# Given exercise
Quote the items below word for word, beginning with the very first one and ending with the item that contains "text-line: outcome.: [450, 455, 492, 467]", both included.

** START OF Listed entries **

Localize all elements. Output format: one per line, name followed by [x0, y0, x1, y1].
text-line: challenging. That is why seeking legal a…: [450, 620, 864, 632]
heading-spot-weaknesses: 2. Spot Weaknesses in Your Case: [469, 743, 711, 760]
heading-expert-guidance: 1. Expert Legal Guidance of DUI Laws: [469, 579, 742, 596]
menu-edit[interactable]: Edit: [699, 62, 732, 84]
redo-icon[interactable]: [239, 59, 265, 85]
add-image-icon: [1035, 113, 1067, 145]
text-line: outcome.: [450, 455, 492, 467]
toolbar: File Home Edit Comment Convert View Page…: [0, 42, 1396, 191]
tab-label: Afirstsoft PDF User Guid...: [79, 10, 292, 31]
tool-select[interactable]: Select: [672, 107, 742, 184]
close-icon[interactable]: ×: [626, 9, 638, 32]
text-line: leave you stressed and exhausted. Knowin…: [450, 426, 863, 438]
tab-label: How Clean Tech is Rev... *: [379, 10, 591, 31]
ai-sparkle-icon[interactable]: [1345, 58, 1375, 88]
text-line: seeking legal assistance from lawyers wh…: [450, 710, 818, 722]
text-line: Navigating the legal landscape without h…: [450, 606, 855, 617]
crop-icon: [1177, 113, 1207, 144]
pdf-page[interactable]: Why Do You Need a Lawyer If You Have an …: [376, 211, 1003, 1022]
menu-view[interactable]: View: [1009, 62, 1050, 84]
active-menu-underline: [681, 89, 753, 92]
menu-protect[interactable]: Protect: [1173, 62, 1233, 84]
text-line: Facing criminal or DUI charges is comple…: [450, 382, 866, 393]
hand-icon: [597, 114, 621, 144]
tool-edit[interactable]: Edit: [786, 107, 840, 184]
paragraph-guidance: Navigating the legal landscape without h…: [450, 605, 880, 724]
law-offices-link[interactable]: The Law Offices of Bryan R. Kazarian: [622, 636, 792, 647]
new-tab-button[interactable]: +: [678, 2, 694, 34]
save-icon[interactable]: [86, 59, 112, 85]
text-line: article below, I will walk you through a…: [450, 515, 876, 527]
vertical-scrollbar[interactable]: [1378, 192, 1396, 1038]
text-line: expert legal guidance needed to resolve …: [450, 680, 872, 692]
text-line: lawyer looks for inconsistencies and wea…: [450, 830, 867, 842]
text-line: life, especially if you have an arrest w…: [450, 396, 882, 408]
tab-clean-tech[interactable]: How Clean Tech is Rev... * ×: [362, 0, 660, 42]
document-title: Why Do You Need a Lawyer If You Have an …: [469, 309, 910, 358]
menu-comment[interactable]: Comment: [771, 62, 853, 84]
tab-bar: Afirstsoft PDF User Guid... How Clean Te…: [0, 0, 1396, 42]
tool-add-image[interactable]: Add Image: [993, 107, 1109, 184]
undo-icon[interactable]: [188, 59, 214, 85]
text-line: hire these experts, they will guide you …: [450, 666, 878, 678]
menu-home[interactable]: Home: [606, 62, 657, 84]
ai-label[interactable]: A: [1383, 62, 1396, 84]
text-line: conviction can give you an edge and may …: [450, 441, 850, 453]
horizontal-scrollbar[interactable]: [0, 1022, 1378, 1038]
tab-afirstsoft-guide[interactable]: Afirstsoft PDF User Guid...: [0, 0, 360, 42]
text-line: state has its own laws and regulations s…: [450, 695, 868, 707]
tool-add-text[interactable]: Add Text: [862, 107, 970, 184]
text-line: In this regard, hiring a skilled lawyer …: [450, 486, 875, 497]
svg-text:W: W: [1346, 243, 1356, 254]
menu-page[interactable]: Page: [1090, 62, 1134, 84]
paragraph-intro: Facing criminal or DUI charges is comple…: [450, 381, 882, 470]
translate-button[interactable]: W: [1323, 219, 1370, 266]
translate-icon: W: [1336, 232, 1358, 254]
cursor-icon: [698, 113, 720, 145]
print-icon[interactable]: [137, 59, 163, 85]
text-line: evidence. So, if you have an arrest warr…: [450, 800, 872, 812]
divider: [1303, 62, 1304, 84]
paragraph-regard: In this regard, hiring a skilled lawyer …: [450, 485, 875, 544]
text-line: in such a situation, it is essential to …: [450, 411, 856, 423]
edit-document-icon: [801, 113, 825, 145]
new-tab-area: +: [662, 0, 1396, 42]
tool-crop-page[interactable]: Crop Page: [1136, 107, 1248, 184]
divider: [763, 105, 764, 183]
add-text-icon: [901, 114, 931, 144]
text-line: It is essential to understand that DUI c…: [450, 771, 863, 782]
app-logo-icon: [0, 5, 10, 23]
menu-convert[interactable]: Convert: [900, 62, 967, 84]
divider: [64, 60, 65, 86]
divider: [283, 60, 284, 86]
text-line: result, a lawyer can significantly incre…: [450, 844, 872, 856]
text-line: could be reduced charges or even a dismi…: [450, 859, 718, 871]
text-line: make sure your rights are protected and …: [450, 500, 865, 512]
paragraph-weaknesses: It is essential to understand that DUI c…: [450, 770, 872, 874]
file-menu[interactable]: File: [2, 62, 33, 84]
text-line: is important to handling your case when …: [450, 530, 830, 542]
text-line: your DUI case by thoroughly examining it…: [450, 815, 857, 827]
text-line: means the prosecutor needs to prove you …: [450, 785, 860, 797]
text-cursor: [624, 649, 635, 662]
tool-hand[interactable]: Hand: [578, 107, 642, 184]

** END OF Listed entries **

# Result of this task
Localize all elements. Output format: one per line, name followed by [x0, y0, x1, y1].
text-line: challenging. That is why seeking legal a…: [450, 620, 864, 632]
heading-spot-weaknesses: 2. Spot Weaknesses in Your Case: [469, 743, 711, 760]
heading-expert-guidance: 1. Expert Legal Guidance of DUI Laws: [469, 579, 742, 596]
menu-edit[interactable]: Edit: [699, 62, 732, 84]
redo-icon[interactable]: [239, 59, 265, 85]
add-image-icon: [1035, 113, 1067, 145]
text-line: outcome.: [450, 455, 492, 467]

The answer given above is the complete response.